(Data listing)
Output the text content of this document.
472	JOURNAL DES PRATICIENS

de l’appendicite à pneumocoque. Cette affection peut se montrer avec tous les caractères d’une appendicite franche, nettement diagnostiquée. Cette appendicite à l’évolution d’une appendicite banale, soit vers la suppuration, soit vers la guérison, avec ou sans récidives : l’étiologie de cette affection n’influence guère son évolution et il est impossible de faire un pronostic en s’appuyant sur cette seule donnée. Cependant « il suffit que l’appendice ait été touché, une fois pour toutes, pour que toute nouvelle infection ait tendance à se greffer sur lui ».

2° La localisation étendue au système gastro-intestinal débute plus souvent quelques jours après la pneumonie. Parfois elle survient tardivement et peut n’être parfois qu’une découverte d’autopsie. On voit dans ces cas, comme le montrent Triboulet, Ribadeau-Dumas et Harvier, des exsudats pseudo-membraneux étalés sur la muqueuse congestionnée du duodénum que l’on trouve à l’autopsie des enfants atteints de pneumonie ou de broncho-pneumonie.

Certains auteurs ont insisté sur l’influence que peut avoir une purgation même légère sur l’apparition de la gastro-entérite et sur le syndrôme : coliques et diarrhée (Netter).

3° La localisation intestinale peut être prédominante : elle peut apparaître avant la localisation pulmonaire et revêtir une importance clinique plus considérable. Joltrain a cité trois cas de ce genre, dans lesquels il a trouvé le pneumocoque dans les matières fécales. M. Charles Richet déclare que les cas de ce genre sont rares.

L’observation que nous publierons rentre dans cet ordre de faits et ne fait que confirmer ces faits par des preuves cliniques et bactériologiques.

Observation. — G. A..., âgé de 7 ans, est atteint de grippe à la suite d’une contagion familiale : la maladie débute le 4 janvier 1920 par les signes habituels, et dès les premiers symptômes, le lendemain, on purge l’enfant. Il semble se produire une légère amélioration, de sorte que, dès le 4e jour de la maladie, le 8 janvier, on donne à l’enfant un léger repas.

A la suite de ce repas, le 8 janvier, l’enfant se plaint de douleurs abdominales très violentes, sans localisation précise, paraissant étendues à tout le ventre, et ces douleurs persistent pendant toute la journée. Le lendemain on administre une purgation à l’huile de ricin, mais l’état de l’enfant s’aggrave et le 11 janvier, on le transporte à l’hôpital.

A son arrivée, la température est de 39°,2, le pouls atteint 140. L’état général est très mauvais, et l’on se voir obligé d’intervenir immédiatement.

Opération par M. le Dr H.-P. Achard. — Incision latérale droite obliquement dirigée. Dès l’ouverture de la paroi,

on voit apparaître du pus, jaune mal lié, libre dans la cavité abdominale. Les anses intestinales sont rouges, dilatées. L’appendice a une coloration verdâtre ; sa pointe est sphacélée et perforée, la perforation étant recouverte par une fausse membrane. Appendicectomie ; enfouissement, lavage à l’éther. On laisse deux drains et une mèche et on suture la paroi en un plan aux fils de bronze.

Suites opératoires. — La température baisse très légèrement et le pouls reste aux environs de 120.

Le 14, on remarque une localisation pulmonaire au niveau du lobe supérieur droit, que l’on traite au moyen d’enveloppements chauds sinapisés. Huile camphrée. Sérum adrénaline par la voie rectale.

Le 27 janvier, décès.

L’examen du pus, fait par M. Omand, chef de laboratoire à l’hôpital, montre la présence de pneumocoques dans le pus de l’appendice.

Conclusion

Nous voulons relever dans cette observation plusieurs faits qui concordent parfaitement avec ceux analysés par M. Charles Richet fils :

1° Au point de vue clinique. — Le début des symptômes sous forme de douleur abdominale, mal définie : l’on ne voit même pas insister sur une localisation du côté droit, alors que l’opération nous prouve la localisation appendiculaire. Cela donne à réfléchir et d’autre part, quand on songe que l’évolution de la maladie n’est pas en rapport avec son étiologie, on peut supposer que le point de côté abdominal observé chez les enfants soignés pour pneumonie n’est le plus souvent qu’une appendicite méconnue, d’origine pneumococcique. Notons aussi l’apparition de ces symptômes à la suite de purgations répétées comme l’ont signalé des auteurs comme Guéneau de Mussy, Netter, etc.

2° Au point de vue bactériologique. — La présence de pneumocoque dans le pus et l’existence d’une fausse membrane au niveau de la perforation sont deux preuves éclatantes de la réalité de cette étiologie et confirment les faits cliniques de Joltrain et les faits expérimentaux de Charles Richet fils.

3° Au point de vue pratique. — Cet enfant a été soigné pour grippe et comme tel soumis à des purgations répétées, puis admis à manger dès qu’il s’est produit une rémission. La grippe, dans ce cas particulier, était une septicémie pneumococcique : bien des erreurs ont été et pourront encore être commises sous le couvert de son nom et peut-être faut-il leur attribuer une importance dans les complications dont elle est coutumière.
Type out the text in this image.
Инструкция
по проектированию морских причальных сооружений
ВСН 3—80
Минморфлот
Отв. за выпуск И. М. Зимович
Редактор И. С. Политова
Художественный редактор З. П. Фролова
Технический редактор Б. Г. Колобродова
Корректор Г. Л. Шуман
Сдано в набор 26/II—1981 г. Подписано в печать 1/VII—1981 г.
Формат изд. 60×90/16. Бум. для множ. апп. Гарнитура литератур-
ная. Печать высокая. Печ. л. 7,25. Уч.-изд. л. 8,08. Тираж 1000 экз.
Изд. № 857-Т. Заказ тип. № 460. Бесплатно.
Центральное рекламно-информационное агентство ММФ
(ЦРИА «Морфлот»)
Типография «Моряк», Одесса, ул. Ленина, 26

Task prompt> Show, from the listing above, each line that contains the word "lendemain".

Task output>
Observation. — G. A..., âgé de 7 ans, est atteint de grippe à la suite d’une contagion familiale : la maladie débute le 4 janvier 1920 par les signes habituels, et dès les premiers symptômes, le lendemain, on purge l’enfant. Il semble se produire une légère amélioration, de sorte que, dès le 4e jour de la maladie, le 8 janvier, on donne à l’enfant un léger repas.
A la suite de ce repas, le 8 janvier, l’enfant se plaint de douleurs abdominales très violentes, sans localisation précise, paraissant étendues à tout le ventre, et ces douleurs persistent pendant toute la journée. Le lendemain on administre une purgation à l’huile de ricin, mais l’état de l’enfant s’aggrave et le 11 janvier, on le transporte à l’hôpital.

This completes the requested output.